| TASK INSTRUCTIONS |
Convert the data, from its first line through the line containing "header-number: 0. (445, 92, 469, 112)" (both included), into a JSON list of strings with one string per line, leaving out any blank lines.
* * * * *
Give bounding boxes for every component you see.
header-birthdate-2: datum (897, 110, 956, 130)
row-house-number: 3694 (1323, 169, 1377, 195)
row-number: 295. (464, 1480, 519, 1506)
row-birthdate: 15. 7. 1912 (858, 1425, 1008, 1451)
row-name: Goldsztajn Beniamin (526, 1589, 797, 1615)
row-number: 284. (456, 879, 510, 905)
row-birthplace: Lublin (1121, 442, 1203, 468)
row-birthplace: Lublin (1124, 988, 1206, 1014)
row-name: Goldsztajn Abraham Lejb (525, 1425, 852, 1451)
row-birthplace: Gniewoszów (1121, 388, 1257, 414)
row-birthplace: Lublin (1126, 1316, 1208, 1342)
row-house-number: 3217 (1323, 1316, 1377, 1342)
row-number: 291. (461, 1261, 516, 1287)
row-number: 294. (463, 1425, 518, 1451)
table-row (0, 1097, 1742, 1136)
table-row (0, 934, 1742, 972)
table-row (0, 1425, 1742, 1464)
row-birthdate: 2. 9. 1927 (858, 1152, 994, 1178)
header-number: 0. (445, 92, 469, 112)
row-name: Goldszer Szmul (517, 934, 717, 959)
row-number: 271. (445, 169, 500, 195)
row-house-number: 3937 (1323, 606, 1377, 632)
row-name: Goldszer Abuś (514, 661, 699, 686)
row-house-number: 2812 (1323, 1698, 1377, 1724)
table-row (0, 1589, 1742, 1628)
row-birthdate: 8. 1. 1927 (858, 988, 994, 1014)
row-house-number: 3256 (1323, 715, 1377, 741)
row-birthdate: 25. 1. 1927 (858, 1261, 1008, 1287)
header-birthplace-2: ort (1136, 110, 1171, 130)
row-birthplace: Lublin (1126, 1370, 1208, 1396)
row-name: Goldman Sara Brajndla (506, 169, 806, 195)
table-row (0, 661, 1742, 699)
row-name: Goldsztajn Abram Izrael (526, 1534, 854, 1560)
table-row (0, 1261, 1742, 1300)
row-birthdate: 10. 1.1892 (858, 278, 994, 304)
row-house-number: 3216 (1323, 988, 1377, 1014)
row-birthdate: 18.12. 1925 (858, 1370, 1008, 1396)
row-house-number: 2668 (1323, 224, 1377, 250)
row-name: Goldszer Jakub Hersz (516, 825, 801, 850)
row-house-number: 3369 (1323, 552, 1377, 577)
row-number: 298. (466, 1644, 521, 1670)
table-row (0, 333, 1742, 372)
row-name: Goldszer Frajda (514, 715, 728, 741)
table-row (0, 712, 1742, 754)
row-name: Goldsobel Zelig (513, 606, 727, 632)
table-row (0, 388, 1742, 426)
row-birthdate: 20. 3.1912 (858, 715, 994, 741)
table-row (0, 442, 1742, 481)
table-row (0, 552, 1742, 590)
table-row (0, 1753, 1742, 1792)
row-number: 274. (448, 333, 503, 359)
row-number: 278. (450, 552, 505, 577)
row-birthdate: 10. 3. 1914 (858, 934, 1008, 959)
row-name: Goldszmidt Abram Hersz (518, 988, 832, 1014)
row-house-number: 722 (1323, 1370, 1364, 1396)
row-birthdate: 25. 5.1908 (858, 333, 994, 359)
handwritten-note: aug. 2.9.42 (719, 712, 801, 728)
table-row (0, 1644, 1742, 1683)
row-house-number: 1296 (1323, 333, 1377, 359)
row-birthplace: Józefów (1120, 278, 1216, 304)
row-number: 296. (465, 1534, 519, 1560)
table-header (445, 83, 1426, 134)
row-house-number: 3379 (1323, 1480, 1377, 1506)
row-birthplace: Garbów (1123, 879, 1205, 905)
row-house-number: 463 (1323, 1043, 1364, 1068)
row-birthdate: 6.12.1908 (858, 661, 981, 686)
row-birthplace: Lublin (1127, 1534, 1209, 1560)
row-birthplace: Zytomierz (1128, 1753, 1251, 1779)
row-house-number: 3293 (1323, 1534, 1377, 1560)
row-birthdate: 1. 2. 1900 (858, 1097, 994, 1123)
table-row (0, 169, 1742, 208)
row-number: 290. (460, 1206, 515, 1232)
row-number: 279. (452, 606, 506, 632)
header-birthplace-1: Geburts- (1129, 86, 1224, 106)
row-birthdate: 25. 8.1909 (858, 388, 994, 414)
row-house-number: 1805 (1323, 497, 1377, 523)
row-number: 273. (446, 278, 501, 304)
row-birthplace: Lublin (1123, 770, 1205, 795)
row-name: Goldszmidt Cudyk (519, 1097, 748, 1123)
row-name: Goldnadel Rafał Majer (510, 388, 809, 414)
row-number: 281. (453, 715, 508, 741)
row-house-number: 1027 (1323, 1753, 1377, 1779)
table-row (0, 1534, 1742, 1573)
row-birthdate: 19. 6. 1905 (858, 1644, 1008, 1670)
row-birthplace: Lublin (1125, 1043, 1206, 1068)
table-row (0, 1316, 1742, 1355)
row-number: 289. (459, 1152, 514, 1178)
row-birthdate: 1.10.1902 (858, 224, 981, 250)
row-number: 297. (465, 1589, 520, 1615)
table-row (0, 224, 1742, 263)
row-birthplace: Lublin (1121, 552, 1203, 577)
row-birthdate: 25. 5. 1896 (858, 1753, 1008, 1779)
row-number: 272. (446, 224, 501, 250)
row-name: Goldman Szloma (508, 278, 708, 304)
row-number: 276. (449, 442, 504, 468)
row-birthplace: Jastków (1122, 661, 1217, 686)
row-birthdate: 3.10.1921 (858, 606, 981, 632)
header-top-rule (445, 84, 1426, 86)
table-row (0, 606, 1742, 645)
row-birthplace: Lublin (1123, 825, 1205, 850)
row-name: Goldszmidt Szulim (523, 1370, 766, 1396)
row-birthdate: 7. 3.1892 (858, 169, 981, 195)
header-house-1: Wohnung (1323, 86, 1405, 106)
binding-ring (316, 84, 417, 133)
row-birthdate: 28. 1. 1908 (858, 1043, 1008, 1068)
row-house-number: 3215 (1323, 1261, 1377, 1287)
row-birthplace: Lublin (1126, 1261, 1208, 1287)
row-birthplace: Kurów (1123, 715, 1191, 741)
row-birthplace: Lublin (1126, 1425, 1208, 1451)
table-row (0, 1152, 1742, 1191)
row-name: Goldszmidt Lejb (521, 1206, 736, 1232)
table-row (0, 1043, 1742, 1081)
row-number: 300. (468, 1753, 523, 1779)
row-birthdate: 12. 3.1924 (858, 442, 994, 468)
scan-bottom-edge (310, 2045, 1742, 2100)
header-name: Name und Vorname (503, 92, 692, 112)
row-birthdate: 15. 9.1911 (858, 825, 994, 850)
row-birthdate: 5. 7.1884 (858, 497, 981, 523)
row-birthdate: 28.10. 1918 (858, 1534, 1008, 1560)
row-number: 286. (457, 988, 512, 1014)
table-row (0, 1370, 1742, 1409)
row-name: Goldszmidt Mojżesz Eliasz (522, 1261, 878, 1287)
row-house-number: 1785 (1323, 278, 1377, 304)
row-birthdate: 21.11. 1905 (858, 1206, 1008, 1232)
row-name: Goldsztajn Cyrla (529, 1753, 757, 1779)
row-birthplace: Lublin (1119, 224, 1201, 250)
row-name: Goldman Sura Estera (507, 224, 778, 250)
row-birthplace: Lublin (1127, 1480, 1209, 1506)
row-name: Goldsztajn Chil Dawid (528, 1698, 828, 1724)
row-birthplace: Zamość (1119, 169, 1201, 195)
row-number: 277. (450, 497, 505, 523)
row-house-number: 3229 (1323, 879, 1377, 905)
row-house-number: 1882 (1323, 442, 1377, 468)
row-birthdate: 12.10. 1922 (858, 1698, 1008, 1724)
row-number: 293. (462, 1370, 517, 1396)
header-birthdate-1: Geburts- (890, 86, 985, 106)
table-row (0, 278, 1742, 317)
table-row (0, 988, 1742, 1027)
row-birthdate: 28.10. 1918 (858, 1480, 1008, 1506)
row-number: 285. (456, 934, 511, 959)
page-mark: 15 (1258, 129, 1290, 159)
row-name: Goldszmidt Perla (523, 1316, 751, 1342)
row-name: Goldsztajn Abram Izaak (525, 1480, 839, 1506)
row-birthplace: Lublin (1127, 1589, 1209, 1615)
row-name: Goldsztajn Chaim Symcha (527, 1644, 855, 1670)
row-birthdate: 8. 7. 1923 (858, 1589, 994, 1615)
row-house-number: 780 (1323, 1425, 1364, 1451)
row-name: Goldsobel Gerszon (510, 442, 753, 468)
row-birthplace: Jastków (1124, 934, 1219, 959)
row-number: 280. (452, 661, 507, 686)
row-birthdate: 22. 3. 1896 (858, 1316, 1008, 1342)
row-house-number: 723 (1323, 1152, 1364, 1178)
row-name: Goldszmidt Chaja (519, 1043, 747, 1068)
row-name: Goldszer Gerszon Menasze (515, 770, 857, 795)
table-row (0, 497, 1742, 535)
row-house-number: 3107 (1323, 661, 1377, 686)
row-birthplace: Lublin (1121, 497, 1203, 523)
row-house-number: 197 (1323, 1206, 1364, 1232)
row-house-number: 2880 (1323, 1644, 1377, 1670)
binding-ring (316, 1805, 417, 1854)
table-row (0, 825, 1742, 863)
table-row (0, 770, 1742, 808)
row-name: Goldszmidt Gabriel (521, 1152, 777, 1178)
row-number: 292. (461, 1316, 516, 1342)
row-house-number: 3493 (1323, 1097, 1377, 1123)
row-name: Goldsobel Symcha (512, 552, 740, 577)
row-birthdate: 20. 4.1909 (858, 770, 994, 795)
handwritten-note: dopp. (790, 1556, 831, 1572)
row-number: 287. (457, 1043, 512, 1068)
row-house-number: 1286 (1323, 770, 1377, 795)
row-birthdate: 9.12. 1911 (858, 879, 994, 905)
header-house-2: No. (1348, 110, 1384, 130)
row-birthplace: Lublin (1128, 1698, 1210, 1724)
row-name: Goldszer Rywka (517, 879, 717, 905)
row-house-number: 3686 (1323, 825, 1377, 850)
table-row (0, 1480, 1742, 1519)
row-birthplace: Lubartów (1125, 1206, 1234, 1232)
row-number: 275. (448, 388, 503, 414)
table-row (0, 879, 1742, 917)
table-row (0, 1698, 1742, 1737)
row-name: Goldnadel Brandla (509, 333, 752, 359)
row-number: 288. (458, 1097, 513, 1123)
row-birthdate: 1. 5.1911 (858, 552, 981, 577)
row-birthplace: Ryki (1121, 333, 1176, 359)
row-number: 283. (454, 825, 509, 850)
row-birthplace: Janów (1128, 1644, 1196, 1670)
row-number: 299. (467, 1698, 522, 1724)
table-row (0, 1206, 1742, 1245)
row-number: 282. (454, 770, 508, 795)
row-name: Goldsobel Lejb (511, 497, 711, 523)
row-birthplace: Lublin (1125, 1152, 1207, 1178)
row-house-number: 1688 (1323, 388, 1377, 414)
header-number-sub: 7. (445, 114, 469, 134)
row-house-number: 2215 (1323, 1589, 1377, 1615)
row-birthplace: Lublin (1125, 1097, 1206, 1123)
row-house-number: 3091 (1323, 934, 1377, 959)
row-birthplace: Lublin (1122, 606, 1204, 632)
* * * * *
| RESPONSE TO THIS TASK |
[
  "Give bounding boxes for every component you see.",
  "header-birthdate-2: datum (897, 110, 956, 130)",
  "row-house-number: 3694 (1323, 169, 1377, 195)",
  "row-number: 295. (464, 1480, 519, 1506)",
  "row-birthdate: 15. 7. 1912 (858, 1425, 1008, 1451)",
  "row-name: Goldsztajn Beniamin (526, 1589, 797, 1615)",
  "row-number: 284. (456, 879, 510, 905)",
  "row-birthplace: Lublin (1121, 442, 1203, 468)",
  "row-birthplace: Lublin (1124, 988, 1206, 1014)",
  "row-name: Goldsztajn Abraham Lejb (525, 1425, 852, 1451)",
  "row-birthplace: Gniewoszów (1121, 388, 1257, 414)",
  "row-birthplace: Lublin (1126, 1316, 1208, 1342)",
  "row-house-number: 3217 (1323, 1316, 1377, 1342)",
  "row-number: 291. (461, 1261, 516, 1287)",
  "row-number: 294. (463, 1425, 518, 1451)",
  "table-row (0, 1097, 1742, 1136)",
  "table-row (0, 934, 1742, 972)",
  "table-row (0, 1425, 1742, 1464)",
  "row-birthdate: 2. 9. 1927 (858, 1152, 994, 1178)",
  "header-number: 0. (445, 92, 469, 112)"
]